§ EXERCISE INSTRUCTIONS: Every record below should be transcribed exactly. Omit the images.
--- start of PROVIDED DATA ---
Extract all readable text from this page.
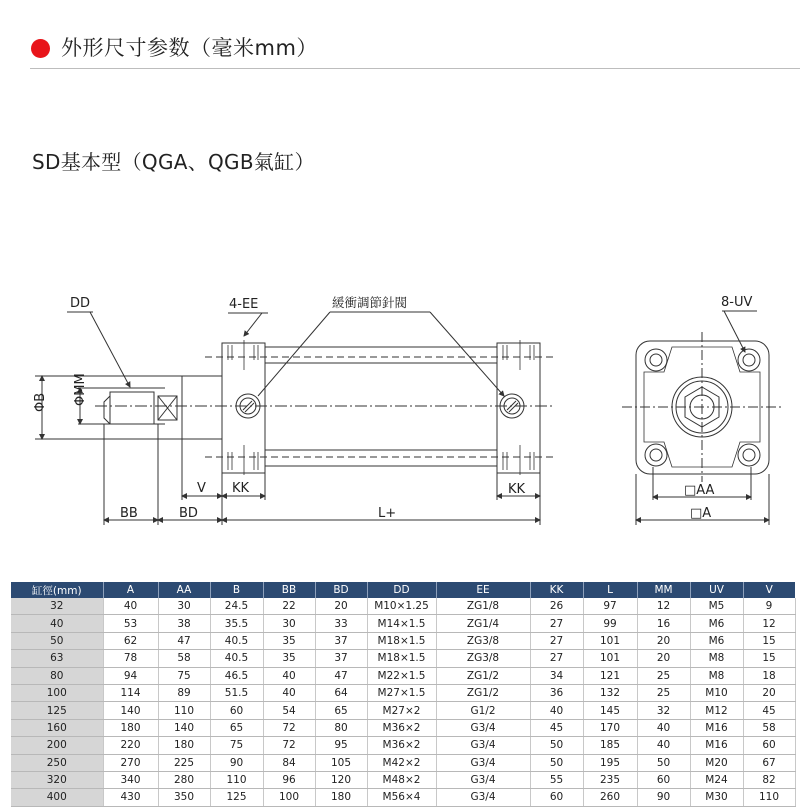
外形尺寸参数（毫米mm）
SD基本型（QGA、QGB氣缸）
DD	4-EE	緩衝調節針閥	8-UV
ΦB ΦMM
V KK	KK
BB	BD	L+
□AA
□A
缸徑(mm)	A	AA	B	BB	BD	DD	EE	KK	L	MM	UV	V
32	40	30	24.5	22	20	M10×1.25	ZG1/8	26	97	12	M5	9
40	53	38	35.5	30	33	M14×1.5	ZG1/4	27	99	16	M6	12
50	62	47	40.5	35	37	M18×1.5	ZG3/8	27	101	20	M6	15
63	78	58	40.5	35	37	M18×1.5	ZG3/8	27	101	20	M8	15
80	94	75	46.5	40	47	M22×1.5	ZG1/2	34	121	25	M8	18
100	114	89	51.5	40	64	M27×1.5	ZG1/2	36	132	25	M10	20
125	140	110	60	54	65	M27×2	G1/2	40	145	32	M12	45
160	180	140	65	72	80	M36×2	G3/4	45	170	40	M16	58
200	220	180	75	72	95	M36×2	G3/4	50	185	40	M16	60
250	270	225	90	84	105	M42×2	G3/4	50	195	50	M20	67
320	340	280	110	96	120	M48×2	G3/4	55	235	60	M24	82
400	430	350	125	100	180	M56×4	G3/4	60	260	90	M30	110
--- end of PROVIDED DATA ---
§ TASK OUTPUT:
Extract all readable text from this page.
外形尺寸参数（毫米mm）
SD基本型（QGA、QGB氣缸）
DD	4-EE	緩衝調節針閥	8-UV
ΦB ΦMM
V KK	KK
BB	BD	L+
□AA
□A
缸徑(mm)	A	AA	B	BB	BD	DD	EE	KK	L	MM	UV	V
32	40	30	24.5	22	20	M10×1.25	ZG1/8	26	97	12	M5	9
40	53	38	35.5	30	33	M14×1.5	ZG1/4	27	99	16	M6	12
50	62	47	40.5	35	37	M18×1.5	ZG3/8	27	101	20	M6	15
63	78	58	40.5	35	37	M18×1.5	ZG3/8	27	101	20	M8	15
80	94	75	46.5	40	47	M22×1.5	ZG1/2	34	121	25	M8	18
100	114	89	51.5	40	64	M27×1.5	ZG1/2	36	132	25	M10	20
125	140	110	60	54	65	M27×2	G1/2	40	145	32	M12	45
160	180	140	65	72	80	M36×2	G3/4	45	170	40	M16	58
200	220	180	75	72	95	M36×2	G3/4	50	185	40	M16	60
250	270	225	90	84	105	M42×2	G3/4	50	195	50	M20	67
320	340	280	110	96	120	M48×2	G3/4	55	235	60	M24	82
400	430	350	125	100	180	M56×4	G3/4	60	260	90	M30	110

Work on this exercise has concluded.